## [THE PROBLEM]
Search the listing below for "Riftcrystals". Copy each matching line.

## [INPUT ROWS]
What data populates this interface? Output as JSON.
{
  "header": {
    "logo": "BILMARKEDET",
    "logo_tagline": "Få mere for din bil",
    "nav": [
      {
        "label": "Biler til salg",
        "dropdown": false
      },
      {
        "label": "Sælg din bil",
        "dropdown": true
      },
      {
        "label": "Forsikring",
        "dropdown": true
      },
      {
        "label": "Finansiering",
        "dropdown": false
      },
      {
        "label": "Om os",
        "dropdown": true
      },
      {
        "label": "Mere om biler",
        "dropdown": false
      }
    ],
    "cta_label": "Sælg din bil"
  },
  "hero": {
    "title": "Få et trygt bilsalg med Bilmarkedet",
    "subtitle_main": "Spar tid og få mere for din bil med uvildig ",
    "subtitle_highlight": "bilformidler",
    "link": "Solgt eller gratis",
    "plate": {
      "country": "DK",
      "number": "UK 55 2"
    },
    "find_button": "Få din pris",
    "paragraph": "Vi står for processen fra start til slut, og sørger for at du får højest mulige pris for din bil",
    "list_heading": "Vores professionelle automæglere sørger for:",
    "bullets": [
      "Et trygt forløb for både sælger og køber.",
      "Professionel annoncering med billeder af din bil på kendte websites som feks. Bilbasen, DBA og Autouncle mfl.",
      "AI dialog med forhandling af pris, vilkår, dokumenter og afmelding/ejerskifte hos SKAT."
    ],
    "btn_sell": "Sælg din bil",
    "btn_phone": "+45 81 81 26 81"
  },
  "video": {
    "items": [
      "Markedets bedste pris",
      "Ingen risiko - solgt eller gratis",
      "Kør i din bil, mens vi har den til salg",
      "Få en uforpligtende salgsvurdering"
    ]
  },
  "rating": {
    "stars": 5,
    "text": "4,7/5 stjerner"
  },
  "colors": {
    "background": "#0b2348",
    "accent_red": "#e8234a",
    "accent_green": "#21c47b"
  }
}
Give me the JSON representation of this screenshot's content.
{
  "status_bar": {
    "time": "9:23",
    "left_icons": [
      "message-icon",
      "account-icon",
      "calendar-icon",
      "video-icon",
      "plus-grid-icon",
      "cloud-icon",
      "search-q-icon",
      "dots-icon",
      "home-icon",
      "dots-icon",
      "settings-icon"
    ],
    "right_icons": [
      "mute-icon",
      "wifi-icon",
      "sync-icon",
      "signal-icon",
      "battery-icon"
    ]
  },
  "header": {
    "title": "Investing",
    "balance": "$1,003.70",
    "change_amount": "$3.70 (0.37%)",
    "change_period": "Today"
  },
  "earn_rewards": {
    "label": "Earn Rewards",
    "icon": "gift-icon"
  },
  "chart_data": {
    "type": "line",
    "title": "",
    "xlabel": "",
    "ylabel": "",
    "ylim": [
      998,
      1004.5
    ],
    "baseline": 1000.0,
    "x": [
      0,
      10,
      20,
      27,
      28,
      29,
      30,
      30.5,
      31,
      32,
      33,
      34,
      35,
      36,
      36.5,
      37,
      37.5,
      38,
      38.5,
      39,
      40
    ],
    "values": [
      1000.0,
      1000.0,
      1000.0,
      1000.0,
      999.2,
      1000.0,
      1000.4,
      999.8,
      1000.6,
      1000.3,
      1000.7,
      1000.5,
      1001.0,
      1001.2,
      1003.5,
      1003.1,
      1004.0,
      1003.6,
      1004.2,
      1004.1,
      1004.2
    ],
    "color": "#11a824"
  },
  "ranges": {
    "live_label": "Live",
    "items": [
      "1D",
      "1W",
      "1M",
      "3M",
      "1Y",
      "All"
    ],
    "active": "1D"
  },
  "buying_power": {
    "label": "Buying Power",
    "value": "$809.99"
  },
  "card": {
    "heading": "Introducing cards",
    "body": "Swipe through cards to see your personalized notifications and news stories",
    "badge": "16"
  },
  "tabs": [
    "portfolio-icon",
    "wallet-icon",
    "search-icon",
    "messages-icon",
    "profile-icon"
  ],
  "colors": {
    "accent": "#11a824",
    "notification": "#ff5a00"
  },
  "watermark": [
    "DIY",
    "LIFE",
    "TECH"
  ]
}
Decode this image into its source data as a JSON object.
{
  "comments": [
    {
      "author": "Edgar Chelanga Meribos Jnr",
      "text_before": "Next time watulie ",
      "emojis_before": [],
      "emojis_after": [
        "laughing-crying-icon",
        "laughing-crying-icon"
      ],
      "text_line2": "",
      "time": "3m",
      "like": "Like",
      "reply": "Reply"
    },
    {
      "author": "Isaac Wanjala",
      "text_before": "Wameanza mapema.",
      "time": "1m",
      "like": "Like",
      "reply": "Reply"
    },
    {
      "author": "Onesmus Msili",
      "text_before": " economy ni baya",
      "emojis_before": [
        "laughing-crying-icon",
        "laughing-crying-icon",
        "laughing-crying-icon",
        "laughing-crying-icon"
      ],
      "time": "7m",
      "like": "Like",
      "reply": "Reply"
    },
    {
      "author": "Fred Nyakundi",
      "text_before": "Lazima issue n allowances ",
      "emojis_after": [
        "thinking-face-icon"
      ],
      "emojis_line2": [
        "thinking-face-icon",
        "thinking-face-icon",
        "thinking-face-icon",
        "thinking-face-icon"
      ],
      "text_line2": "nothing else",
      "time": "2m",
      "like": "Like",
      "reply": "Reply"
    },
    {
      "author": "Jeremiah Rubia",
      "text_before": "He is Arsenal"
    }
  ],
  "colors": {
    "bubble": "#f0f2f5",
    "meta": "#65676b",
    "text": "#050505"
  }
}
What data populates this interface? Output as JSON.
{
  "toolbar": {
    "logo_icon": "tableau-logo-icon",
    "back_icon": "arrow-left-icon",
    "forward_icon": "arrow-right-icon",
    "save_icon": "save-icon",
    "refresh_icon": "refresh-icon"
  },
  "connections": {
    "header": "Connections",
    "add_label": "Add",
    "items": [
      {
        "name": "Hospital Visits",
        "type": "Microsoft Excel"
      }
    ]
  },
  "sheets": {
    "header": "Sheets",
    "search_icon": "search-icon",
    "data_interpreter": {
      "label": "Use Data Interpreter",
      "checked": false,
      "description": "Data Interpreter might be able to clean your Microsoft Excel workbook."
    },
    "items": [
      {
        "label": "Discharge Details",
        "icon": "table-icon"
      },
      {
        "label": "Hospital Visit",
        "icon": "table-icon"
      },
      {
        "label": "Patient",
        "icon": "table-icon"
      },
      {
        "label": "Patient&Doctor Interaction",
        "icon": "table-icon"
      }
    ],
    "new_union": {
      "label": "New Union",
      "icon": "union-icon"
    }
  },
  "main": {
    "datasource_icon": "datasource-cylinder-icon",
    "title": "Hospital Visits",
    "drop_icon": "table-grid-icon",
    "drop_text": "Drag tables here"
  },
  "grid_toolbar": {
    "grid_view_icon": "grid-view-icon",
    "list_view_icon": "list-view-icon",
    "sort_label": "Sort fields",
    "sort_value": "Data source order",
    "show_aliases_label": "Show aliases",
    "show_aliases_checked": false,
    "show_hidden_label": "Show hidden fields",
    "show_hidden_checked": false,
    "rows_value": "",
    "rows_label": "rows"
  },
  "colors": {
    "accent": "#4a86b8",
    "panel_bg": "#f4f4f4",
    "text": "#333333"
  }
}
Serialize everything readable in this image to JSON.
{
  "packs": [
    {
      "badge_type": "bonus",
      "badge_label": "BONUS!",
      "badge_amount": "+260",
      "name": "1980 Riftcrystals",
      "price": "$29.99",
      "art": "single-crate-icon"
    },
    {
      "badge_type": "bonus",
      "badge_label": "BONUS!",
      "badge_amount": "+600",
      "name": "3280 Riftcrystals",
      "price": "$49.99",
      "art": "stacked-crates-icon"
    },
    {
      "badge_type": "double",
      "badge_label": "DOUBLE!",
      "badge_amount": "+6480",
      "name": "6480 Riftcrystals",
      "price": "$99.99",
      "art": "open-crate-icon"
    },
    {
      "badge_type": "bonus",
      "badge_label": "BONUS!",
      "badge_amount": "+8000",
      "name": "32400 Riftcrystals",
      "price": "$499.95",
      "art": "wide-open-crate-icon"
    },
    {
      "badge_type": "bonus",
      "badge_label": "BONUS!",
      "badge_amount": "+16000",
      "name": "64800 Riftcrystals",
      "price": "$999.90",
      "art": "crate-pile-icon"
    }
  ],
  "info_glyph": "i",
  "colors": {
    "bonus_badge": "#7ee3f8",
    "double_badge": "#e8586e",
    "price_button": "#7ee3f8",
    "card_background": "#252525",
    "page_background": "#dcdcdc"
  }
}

## [REPLY]
      "name": "1980 Riftcrystals",
      "name": "3280 Riftcrystals",
      "name": "6480 Riftcrystals",
      "name": "32400 Riftcrystals",
      "name": "64800 Riftcrystals",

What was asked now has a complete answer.